*EXERCISE:* Collect all the lines that mention the word "page".

*INPUT ROWS:*
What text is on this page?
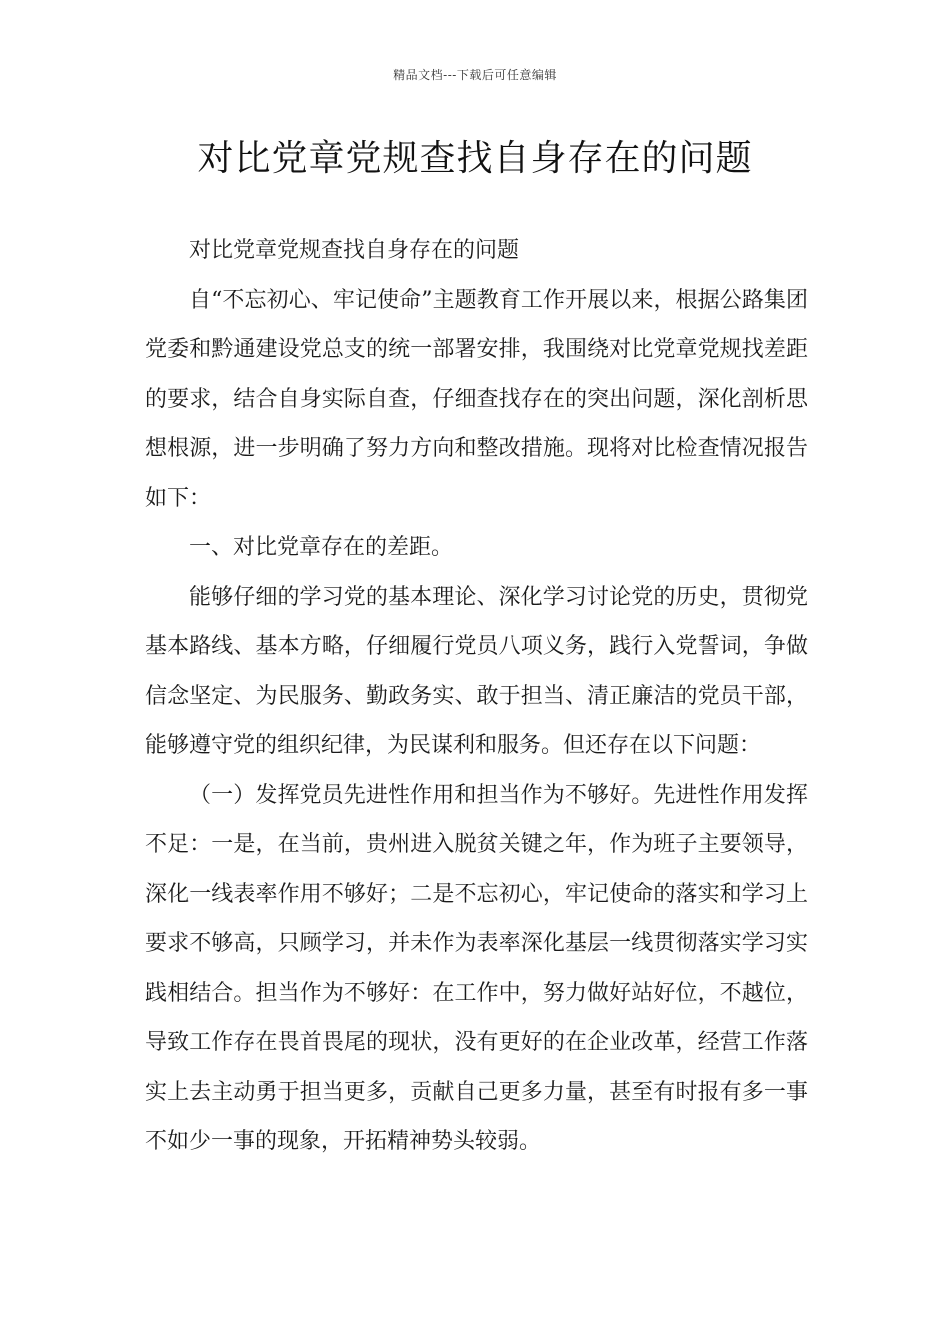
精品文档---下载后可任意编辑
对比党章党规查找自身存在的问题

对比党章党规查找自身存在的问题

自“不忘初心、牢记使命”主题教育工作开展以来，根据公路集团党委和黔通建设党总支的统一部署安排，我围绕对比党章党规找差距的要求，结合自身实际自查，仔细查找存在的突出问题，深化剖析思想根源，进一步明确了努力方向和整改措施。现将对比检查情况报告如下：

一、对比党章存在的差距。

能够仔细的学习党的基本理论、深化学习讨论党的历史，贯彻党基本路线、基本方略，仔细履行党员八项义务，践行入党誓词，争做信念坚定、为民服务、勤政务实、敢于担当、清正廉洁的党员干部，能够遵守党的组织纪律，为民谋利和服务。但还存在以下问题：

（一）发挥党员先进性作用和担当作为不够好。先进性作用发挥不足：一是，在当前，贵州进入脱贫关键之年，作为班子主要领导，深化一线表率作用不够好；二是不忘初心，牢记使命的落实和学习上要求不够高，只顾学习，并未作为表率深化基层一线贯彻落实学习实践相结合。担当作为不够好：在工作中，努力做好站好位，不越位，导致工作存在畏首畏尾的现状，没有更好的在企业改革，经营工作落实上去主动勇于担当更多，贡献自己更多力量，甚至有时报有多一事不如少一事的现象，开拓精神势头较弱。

==

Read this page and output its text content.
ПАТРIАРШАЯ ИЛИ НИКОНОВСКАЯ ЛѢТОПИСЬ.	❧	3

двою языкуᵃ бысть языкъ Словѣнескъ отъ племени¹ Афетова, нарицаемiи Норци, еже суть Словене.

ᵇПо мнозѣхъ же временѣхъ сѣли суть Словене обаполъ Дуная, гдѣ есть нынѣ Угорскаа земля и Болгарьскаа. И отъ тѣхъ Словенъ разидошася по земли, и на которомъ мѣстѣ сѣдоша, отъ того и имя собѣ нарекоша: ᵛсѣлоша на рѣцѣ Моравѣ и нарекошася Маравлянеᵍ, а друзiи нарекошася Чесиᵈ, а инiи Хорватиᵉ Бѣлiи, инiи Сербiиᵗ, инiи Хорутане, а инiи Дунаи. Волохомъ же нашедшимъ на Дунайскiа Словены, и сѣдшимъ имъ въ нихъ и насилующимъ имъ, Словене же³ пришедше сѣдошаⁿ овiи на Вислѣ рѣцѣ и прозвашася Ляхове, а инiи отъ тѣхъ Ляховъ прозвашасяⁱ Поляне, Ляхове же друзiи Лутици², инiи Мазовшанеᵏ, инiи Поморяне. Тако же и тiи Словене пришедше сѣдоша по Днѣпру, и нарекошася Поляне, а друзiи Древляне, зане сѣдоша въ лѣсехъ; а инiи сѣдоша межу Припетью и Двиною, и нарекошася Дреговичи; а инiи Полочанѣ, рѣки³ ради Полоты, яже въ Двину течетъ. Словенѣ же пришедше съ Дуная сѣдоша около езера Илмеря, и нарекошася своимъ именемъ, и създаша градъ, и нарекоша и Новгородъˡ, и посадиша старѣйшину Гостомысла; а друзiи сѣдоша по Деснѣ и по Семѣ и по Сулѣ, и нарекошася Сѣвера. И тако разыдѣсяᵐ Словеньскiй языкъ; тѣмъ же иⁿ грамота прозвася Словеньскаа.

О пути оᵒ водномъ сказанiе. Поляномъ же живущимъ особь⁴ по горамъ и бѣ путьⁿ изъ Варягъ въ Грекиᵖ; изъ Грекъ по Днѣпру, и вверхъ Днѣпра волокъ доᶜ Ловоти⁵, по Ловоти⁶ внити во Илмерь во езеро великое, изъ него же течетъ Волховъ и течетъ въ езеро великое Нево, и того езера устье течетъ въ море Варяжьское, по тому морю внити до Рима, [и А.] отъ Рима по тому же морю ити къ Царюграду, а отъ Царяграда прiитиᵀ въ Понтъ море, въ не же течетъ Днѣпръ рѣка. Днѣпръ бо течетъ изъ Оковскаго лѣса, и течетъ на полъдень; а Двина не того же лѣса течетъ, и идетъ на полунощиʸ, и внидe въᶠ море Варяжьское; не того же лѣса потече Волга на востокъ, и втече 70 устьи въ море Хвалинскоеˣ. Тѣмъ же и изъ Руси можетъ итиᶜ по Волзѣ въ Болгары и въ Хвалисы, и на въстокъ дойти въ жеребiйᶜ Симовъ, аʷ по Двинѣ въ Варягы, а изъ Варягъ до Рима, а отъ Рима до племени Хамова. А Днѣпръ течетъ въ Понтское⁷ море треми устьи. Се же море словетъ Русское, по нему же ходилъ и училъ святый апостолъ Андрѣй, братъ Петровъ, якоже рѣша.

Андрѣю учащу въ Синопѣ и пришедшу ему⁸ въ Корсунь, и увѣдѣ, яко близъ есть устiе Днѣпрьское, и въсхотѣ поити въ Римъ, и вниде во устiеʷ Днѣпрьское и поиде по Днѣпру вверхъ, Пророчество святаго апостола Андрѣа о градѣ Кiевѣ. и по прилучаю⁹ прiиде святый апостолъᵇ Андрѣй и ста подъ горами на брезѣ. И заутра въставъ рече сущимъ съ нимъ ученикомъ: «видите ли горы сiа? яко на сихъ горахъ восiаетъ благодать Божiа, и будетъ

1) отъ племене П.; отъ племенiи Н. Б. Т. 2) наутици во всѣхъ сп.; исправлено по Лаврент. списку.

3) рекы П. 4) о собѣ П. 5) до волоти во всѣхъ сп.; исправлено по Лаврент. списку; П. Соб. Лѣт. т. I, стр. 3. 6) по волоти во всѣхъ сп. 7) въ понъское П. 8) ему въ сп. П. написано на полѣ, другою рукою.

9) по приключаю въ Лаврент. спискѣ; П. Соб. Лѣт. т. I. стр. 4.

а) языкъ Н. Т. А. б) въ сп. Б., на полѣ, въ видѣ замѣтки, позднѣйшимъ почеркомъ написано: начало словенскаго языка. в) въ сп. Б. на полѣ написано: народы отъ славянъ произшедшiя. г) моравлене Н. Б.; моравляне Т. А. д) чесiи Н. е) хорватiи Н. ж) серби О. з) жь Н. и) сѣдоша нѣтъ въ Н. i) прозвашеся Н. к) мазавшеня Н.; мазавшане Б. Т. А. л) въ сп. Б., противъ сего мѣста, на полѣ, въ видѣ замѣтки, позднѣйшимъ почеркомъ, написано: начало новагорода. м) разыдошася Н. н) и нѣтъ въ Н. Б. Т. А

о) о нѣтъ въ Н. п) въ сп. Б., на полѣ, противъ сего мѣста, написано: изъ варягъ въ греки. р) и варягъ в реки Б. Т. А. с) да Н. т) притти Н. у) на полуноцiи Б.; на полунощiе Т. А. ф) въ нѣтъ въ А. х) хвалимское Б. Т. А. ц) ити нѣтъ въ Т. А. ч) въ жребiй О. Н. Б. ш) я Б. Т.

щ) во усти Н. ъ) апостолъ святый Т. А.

*ANSWER TO THE EXERCISE:*
What text is on this page?
Read this page and output its text content.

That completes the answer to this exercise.